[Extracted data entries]
▼▼▼
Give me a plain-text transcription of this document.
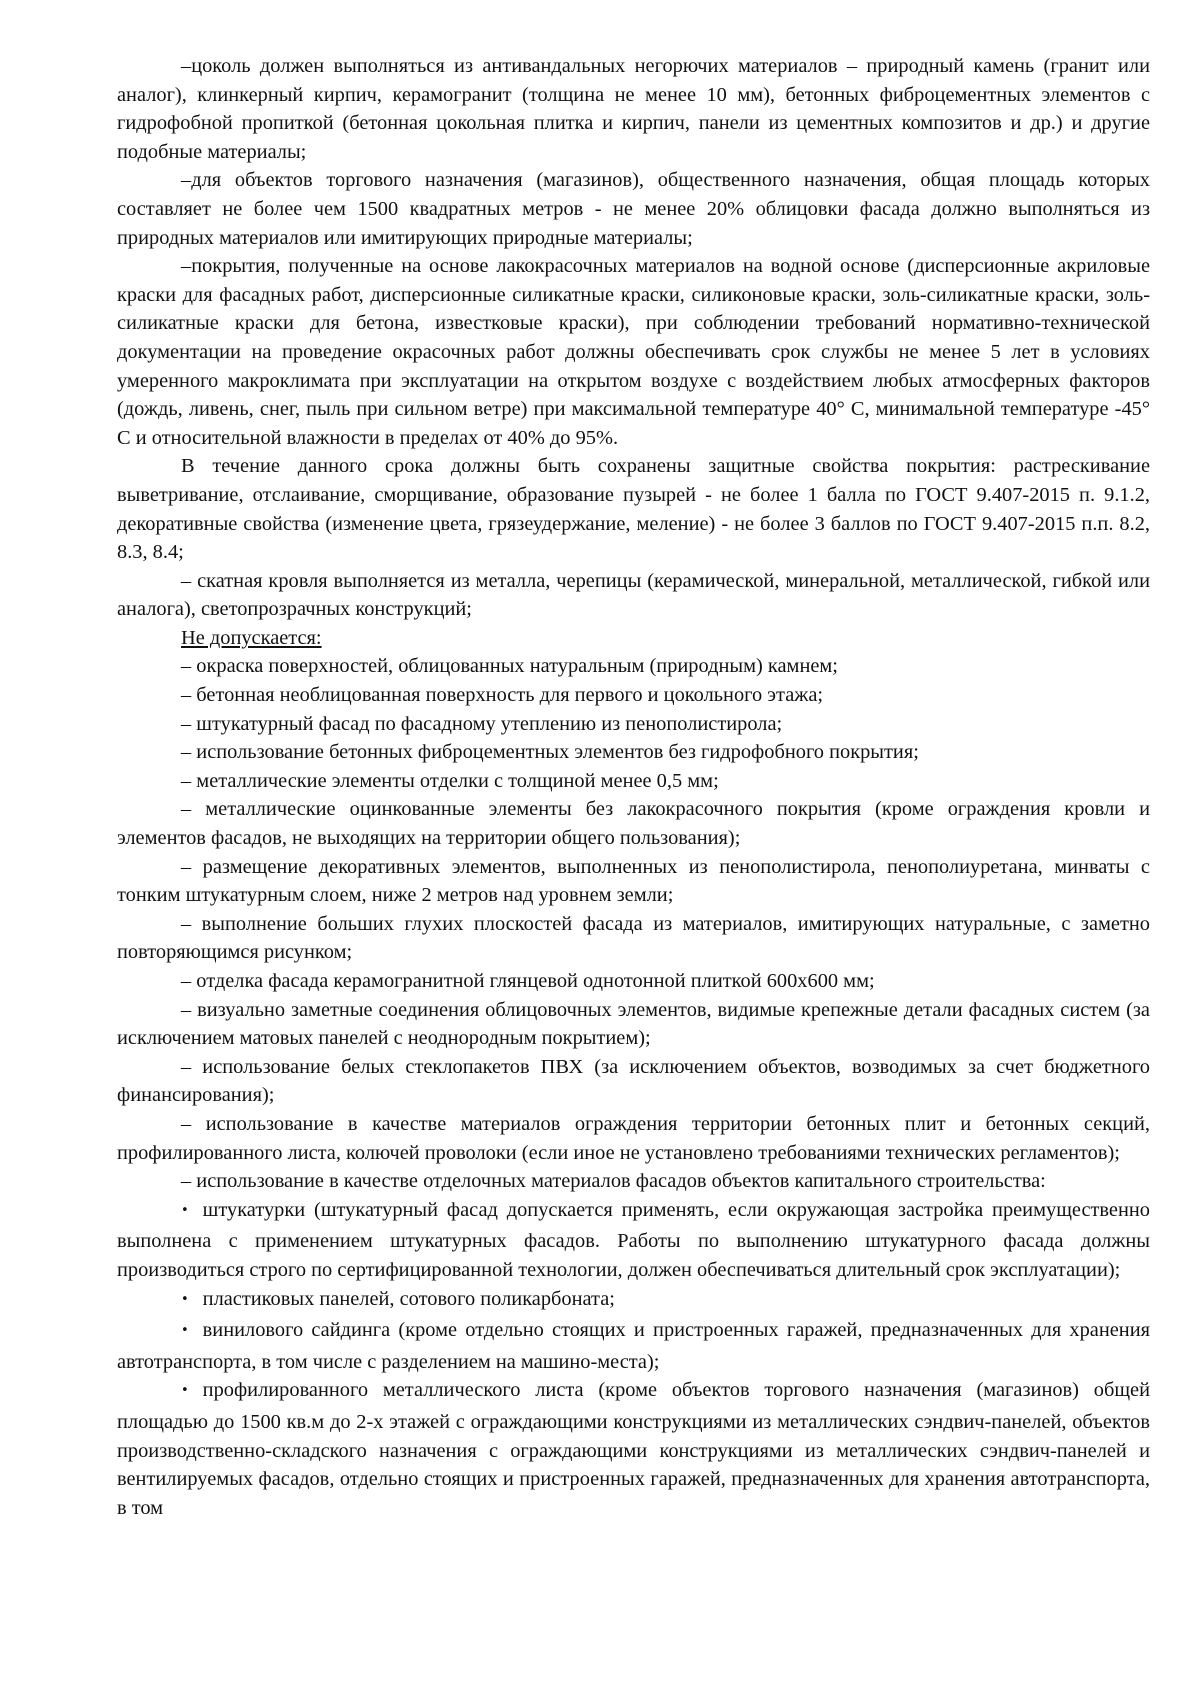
–цоколь должен выполняться из антивандальных негорючих материалов – природный камень (гранит или аналог), клинкерный кирпич, керамогранит (толщина не менее 10 мм), бетонных фиброцементных элементов с гидрофобной пропиткой (бетонная цокольная плитка и кирпич, панели из цементных композитов и др.) и другие подобные материалы;

–для объектов торгового назначения (магазинов), общественного назначения, общая площадь которых составляет не более чем 1500 квадратных метров - не менее 20% облицовки фасада должно выполняться из природных материалов или имитирующих природные материалы;

–покрытия, полученные на основе лакокрасочных материалов на водной основе (дисперсионные акриловые краски для фасадных работ, дисперсионные силикатные краски, силиконовые краски, золь-силикатные краски, золь-силикатные краски для бетона, известковые краски), при соблюдении требований нормативно-технической документации на проведение окрасочных работ должны обеспечивать срок службы не менее 5 лет в условиях умеренного макроклимата при эксплуатации на открытом воздухе с воздействием любых атмосферных факторов (дождь, ливень, снег, пыль при сильном ветре) при максимальной температуре 40° С, минимальной температуре -45° С и относительной влажности в пределах от 40% до 95%.

В течение данного срока должны быть сохранены защитные свойства покрытия: растрескивание выветривание, отслаивание, сморщивание, образование пузырей - не более 1 балла по ГОСТ 9.407-2015 п. 9.1.2, декоративные свойства (изменение цвета, грязеудержание, меление) - не более 3 баллов по ГОСТ 9.407-2015 п.п. 8.2, 8.3, 8.4;

– скатная кровля выполняется из металла, черепицы (керамической, минеральной, металлической, гибкой или аналога), светопрозрачных конструкций;

Не допускается:

– окраска поверхностей, облицованных натуральным (природным) камнем;

– бетонная необлицованная поверхность для первого и цокольного этажа;

– штукатурный фасад по фасадному утеплению из пенополистирола;

– использование бетонных фиброцементных элементов без гидрофобного покрытия;

– металлические элементы отделки с толщиной менее 0,5 мм;

– металлические оцинкованные элементы без лакокрасочного покрытия (кроме ограждения кровли и элементов фасадов, не выходящих на территории общего пользования);

– размещение декоративных элементов, выполненных из пенополистирола, пенополиуретана, минваты с тонким штукатурным слоем, ниже 2 метров над уровнем земли;

– выполнение больших глухих плоскостей фасада из материалов, имитирующих натуральные, с заметно повторяющимся рисунком;

– отделка фасада керамогранитной глянцевой однотонной плиткой 600х600 мм;

– визуально заметные соединения облицовочных элементов, видимые крепежные детали фасадных систем (за исключением матовых панелей с неоднородным покрытием);

– использование белых стеклопакетов ПВХ (за исключением объектов, возводимых за счет бюджетного финансирования);

– использование в качестве материалов ограждения территории бетонных плит и бетонных секций, профилированного листа, колючей проволоки (если иное не установлено требованиями технических регламентов);

– использование в качестве отделочных материалов фасадов объектов капитального строительства:

• штукатурки (штукатурный фасад допускается применять, если окружающая застройка преимущественно выполнена с применением штукатурных фасадов. Работы по выполнению штукатурного фасада должны производиться строго по сертифицированной технологии, должен обеспечиваться длительный срок эксплуатации);

• пластиковых панелей, сотового поликарбоната;

• винилового сайдинга (кроме отдельно стоящих и пристроенных гаражей, предназначенных для хранения автотранспорта, в том числе с разделением на машино-места);

• профилированного металлического листа (кроме объектов торгового назначения (магазинов) общей площадью до 1500 кв.м до 2-х этажей с ограждающими конструкциями из металлических сэндвич-панелей, объектов производственно-складского назначения с ограждающими конструкциями из металлических сэндвич-панелей и вентилируемых фасадов, отдельно стоящих и пристроенных гаражей, предназначенных для хранения автотранспорта, в том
▲▲▲
__PROBLEM TO WORK ON__:
Pull every line containing "кроме" out of the data above.

__TASK RESULT__:
– металлические оцинкованные элементы без лакокрасочного покрытия (кроме ограждения кровли и элементов фасадов, не выходящих на территории общего пользования);
• винилового сайдинга (кроме отдельно стоящих и пристроенных гаражей, предназначенных для хранения автотранспорта, в том числе с разделением на машино-места);
• профилированного металлического листа (кроме объектов торгового назначения (магазинов) общей площадью до 1500 кв.м до 2-х этажей с ограждающими конструкциями из металлических сэндвич-панелей, объектов производственно-складского назначения с ограждающими конструкциями из металлических сэндвич-панелей и вентилируемых фасадов, отдельно стоящих и пристроенных гаражей, предназначенных для хранения автотранспорта, в том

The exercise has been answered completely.